• Source data:
::::::

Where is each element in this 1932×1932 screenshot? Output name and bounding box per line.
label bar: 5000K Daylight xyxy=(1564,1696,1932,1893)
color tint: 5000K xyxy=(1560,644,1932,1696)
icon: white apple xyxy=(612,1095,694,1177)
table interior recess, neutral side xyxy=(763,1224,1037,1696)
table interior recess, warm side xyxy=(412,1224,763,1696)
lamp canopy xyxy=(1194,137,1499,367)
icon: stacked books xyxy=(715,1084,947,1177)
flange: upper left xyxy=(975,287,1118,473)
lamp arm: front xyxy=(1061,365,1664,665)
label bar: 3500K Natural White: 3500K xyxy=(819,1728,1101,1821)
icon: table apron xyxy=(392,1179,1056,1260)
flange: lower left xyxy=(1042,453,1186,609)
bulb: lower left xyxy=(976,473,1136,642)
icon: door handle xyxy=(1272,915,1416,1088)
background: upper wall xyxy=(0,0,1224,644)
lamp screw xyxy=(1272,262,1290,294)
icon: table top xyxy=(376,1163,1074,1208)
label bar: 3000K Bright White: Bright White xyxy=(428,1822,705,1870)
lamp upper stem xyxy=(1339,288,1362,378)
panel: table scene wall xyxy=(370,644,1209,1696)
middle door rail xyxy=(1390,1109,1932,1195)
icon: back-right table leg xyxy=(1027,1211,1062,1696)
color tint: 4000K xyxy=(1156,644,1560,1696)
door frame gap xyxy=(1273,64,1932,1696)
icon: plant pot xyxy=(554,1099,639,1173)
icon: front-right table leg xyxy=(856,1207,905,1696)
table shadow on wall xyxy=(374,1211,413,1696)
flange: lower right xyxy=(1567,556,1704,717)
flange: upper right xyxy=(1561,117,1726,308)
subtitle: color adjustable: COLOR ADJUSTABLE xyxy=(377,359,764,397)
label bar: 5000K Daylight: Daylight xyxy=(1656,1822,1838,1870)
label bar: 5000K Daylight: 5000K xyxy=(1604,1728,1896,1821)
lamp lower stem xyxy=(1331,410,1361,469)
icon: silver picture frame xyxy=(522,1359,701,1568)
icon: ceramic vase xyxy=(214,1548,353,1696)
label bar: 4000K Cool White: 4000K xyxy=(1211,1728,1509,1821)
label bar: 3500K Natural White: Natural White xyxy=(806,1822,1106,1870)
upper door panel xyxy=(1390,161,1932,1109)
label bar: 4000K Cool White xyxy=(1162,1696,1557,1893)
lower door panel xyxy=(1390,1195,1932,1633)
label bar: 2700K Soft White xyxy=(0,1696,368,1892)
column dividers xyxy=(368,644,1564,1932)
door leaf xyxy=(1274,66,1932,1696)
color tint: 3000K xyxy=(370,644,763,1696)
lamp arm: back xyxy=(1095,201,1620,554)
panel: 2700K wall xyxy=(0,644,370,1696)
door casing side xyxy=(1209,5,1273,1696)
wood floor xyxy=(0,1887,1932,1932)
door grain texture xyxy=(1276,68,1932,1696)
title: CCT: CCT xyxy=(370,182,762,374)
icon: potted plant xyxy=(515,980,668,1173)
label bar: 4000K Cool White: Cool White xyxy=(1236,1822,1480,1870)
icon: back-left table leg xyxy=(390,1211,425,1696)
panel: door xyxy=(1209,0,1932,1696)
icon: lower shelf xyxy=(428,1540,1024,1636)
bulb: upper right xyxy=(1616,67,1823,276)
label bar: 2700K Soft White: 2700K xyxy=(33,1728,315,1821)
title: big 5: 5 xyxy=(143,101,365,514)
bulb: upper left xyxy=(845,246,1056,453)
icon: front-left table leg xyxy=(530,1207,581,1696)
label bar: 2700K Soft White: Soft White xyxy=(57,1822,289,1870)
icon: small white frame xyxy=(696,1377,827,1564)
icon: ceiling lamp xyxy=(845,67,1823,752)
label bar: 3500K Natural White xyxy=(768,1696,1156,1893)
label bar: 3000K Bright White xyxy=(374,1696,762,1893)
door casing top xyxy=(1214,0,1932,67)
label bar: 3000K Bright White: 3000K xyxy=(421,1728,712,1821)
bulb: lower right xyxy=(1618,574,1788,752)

::::::

• Problem description: Reproduce the entries with every occurrence of "flange" swapped for "mount", keeping everything else the same.

• Reply to the exercise:
Where is each element in this 1932×1932 screenshot? Output name and bounding box per line.
label bar: 5000K Daylight xyxy=(1564,1696,1932,1893)
color tint: 5000K xyxy=(1560,644,1932,1696)
icon: white apple xyxy=(612,1095,694,1177)
table interior recess, neutral side xyxy=(763,1224,1037,1696)
table interior recess, warm side xyxy=(412,1224,763,1696)
lamp canopy xyxy=(1194,137,1499,367)
icon: stacked books xyxy=(715,1084,947,1177)
mount: upper left xyxy=(975,287,1118,473)
lamp arm: front xyxy=(1061,365,1664,665)
label bar: 3500K Natural White: 3500K xyxy=(819,1728,1101,1821)
icon: table apron xyxy=(392,1179,1056,1260)
mount: lower left xyxy=(1042,453,1186,609)
bulb: lower left xyxy=(976,473,1136,642)
icon: door handle xyxy=(1272,915,1416,1088)
background: upper wall xyxy=(0,0,1224,644)
lamp screw xyxy=(1272,262,1290,294)
icon: table top xyxy=(376,1163,1074,1208)
label bar: 3000K Bright White: Bright White xyxy=(428,1822,705,1870)
lamp upper stem xyxy=(1339,288,1362,378)
panel: table scene wall xyxy=(370,644,1209,1696)
middle door rail xyxy=(1390,1109,1932,1195)
icon: back-right table leg xyxy=(1027,1211,1062,1696)
color tint: 4000K xyxy=(1156,644,1560,1696)
door frame gap xyxy=(1273,64,1932,1696)
icon: plant pot xyxy=(554,1099,639,1173)
icon: front-right table leg xyxy=(856,1207,905,1696)
table shadow on wall xyxy=(374,1211,413,1696)
mount: lower right xyxy=(1567,556,1704,717)
mount: upper right xyxy=(1561,117,1726,308)
subtitle: color adjustable: COLOR ADJUSTABLE xyxy=(377,359,764,397)
label bar: 5000K Daylight: Daylight xyxy=(1656,1822,1838,1870)
label bar: 5000K Daylight: 5000K xyxy=(1604,1728,1896,1821)
lamp lower stem xyxy=(1331,410,1361,469)
icon: silver picture frame xyxy=(522,1359,701,1568)
icon: ceramic vase xyxy=(214,1548,353,1696)
label bar: 4000K Cool White: 4000K xyxy=(1211,1728,1509,1821)
label bar: 3500K Natural White: Natural White xyxy=(806,1822,1106,1870)
upper door panel xyxy=(1390,161,1932,1109)
label bar: 4000K Cool White xyxy=(1162,1696,1557,1893)
lower door panel xyxy=(1390,1195,1932,1633)
label bar: 2700K Soft White xyxy=(0,1696,368,1892)
column dividers xyxy=(368,644,1564,1932)
door leaf xyxy=(1274,66,1932,1696)
color tint: 3000K xyxy=(370,644,763,1696)
lamp arm: back xyxy=(1095,201,1620,554)
panel: 2700K wall xyxy=(0,644,370,1696)
door casing side xyxy=(1209,5,1273,1696)
wood floor xyxy=(0,1887,1932,1932)
door grain texture xyxy=(1276,68,1932,1696)
title: CCT: CCT xyxy=(370,182,762,374)
icon: potted plant xyxy=(515,980,668,1173)
label bar: 4000K Cool White: Cool White xyxy=(1236,1822,1480,1870)
icon: back-left table leg xyxy=(390,1211,425,1696)
panel: door xyxy=(1209,0,1932,1696)
icon: lower shelf xyxy=(428,1540,1024,1636)
bulb: upper right xyxy=(1616,67,1823,276)
label bar: 2700K Soft White: 2700K xyxy=(33,1728,315,1821)
title: big 5: 5 xyxy=(143,101,365,514)
bulb: upper left xyxy=(845,246,1056,453)
icon: front-left table leg xyxy=(530,1207,581,1696)
label bar: 2700K Soft White: Soft White xyxy=(57,1822,289,1870)
icon: small white frame xyxy=(696,1377,827,1564)
icon: ceiling lamp xyxy=(845,67,1823,752)
label bar: 3500K Natural White xyxy=(768,1696,1156,1893)
label bar: 3000K Bright White xyxy=(374,1696,762,1893)
door casing top xyxy=(1214,0,1932,67)
label bar: 3000K Bright White: 3000K xyxy=(421,1728,712,1821)
bulb: lower right xyxy=(1618,574,1788,752)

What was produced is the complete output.